◆ Extracted material:
--------
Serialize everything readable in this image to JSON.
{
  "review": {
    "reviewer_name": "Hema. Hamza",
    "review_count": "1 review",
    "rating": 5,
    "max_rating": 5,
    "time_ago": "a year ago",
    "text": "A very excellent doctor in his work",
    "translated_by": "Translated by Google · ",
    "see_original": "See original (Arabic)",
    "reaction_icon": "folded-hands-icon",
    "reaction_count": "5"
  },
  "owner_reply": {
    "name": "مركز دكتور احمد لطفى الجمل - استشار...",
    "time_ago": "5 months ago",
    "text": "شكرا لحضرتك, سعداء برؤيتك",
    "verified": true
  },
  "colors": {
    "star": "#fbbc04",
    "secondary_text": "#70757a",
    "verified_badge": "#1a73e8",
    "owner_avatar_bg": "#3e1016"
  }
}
--------
◆ Aim: Give back the data above exactly as it appears.

◆ Full solution:
Serialize everything readable in this image to JSON.
{
  "review": {
    "reviewer_name": "Hema. Hamza",
    "review_count": "1 review",
    "rating": 5,
    "max_rating": 5,
    "time_ago": "a year ago",
    "text": "A very excellent doctor in his work",
    "translated_by": "Translated by Google · ",
    "see_original": "See original (Arabic)",
    "reaction_icon": "folded-hands-icon",
    "reaction_count": "5"
  },
  "owner_reply": {
    "name": "مركز دكتور احمد لطفى الجمل - استشار...",
    "time_ago": "5 months ago",
    "text": "شكرا لحضرتك, سعداء برؤيتك",
    "verified": true
  },
  "colors": {
    "star": "#fbbc04",
    "secondary_text": "#70757a",
    "verified_badge": "#1a73e8",
    "owner_avatar_bg": "#3e1016"
  }
}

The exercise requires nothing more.